## About this task:
Can you write out the passage below on Transport Canada's safety audit of CN in full, word for word?

## Reading text:
++++++++++

Winnipeg NDP Member of Parliament Bill Blaikie (Elmwood-Transcona) prepared a petition for Canadians to sign and to be presented to the House of
Commons calling on Parliament to demand Transport Canada release the contents of this audit to the public.  The petition was made available on
cawcouncil4000.com.

The audit is quite extensive and was issued in two parts:
part one being an inspection of CN’s operations and, part two being an audit of CN’s safety management systems.

Transport Canada made 11 recommendations for change, eight of which they said CN has already moved to address, but added that the Company must move
further in making necessary improvements.

Transport Canada found a long list of problems in their safety audit of CN, including faulty equipment, improper safety practices and a high rate of safety
defects on locomotives.  Some of the problems found by investigators include:

  • "A significantly high rate of safety defects" in CN's equipment, defects that could cause a derailment, personal injury or property/environmental damage;
  • Fifty-four (54%) per cent of inspected locomotives had safety defects, and more than one-third violated the Canada Labour Code (including out of date
    fire extinguishers, incomplete first aid kits and missing protective covers on electrical equipment);
  • A number of different system and brake gear defects and defects with rail cars, including 27 occurrences of an "unsecured plug type door;"

++++++++++

## Supplied material:
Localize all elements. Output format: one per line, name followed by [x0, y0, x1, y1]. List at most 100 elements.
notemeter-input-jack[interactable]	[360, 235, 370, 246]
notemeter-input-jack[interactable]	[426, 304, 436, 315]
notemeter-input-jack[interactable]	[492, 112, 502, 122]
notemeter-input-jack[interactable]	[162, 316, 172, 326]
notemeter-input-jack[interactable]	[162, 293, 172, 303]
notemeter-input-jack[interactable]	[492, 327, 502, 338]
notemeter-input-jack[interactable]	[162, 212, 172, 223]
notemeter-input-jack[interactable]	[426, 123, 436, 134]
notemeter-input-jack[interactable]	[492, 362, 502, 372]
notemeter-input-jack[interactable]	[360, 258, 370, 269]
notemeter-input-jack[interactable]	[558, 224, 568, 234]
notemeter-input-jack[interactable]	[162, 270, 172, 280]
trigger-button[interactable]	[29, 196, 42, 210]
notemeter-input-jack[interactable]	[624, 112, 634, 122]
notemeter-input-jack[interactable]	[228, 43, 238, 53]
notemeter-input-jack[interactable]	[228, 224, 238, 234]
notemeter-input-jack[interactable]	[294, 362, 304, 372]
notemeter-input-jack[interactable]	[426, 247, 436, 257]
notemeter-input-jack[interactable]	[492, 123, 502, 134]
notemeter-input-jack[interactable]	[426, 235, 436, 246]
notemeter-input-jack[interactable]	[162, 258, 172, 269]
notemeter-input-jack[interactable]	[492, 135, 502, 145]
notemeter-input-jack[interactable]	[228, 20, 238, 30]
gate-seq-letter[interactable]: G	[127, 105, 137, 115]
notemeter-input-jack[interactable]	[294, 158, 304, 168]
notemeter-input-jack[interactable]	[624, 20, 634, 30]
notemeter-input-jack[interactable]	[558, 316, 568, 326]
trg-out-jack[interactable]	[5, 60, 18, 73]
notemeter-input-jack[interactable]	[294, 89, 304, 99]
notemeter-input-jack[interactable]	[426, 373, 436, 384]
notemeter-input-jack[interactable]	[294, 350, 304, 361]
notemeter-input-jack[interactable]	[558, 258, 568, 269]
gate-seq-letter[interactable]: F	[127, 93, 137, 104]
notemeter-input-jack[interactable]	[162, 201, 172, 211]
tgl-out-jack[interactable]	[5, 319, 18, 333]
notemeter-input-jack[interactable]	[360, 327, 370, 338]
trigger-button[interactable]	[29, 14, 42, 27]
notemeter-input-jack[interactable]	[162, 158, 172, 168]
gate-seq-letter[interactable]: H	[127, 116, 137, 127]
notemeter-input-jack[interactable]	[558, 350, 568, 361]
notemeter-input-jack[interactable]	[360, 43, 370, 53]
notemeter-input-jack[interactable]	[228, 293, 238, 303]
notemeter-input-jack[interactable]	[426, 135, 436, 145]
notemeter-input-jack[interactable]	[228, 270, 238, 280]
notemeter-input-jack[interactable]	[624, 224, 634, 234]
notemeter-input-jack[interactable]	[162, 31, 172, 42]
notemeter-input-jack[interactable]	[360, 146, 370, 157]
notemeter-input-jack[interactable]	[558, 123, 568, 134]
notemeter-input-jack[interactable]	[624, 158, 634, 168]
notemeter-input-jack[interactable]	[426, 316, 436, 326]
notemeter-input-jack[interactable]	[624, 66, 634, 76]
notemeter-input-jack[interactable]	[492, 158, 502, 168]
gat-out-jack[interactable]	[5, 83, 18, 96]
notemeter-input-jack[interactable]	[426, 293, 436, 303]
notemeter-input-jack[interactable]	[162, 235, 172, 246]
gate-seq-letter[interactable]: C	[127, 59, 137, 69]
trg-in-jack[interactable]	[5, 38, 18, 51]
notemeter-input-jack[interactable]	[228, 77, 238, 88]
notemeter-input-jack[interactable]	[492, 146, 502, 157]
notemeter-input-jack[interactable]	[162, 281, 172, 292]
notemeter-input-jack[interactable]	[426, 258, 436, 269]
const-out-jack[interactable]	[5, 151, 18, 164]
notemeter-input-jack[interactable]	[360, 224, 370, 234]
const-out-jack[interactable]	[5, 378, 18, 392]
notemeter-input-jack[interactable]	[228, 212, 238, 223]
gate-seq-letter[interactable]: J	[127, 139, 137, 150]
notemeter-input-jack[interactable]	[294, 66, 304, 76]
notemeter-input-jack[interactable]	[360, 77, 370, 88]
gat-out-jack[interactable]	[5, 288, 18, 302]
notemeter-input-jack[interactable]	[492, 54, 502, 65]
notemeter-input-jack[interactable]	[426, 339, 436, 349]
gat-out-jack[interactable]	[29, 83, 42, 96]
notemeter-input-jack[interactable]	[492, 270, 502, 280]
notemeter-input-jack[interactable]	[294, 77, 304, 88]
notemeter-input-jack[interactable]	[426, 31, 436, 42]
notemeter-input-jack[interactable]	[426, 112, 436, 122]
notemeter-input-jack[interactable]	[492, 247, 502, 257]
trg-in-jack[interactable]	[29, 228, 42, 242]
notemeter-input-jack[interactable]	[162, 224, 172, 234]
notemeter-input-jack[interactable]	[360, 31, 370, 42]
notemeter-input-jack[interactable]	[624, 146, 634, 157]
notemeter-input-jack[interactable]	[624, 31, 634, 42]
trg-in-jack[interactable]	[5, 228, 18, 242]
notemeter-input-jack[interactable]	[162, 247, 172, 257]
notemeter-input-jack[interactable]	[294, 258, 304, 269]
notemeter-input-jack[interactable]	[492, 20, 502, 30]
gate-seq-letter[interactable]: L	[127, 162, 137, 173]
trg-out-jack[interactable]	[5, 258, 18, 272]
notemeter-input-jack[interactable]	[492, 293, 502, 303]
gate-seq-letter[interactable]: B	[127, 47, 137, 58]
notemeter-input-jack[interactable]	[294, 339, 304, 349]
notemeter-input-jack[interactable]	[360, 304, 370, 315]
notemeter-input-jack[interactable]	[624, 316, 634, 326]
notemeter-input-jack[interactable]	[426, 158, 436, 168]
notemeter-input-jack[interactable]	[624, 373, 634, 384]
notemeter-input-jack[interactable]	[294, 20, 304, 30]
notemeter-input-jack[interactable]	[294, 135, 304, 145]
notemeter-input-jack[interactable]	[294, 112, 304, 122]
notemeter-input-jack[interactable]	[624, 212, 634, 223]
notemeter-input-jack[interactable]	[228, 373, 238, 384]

++++++++++

## The answer:
Winnipeg NDP Member of Parliament Bill Blaikie (Elmwood-Transcona) prepared a petition for Canadians to sign and to be presented to the House of
Commons calling on Parliament to demand Transport Canada release the contents of this audit to the public.  The petition was made available on
cawcouncil4000.com.

The audit is quite extensive and was issued in two parts:
part one being an inspection of CN’s operations and, part two being an audit of CN’s safety management systems.

Transport Canada made 11 recommendations for change, eight of which they said CN has already moved to address, but added that the Company must move
further in making necessary improvements.

Transport Canada found a long list of problems in their safety audit of CN, including faulty equipment, improper safety practices and a high rate of safety
defects on locomotives.  Some of the problems found by investigators include:

  • "A significantly high rate of safety defects" in CN's equipment, defects that could cause a derailment, personal injury or property/environmental damage;
  • Fifty-four (54%) per cent of inspected locomotives had safety defects, and more than one-third violated the Canada Labour Code (including out of date
    fire extinguishers, incomplete first aid kits and missing protective covers on electrical equipment);
  • A number of different system and brake gear defects and defects with rail cars, including 27 occurrences of an "unsecured plug type door;"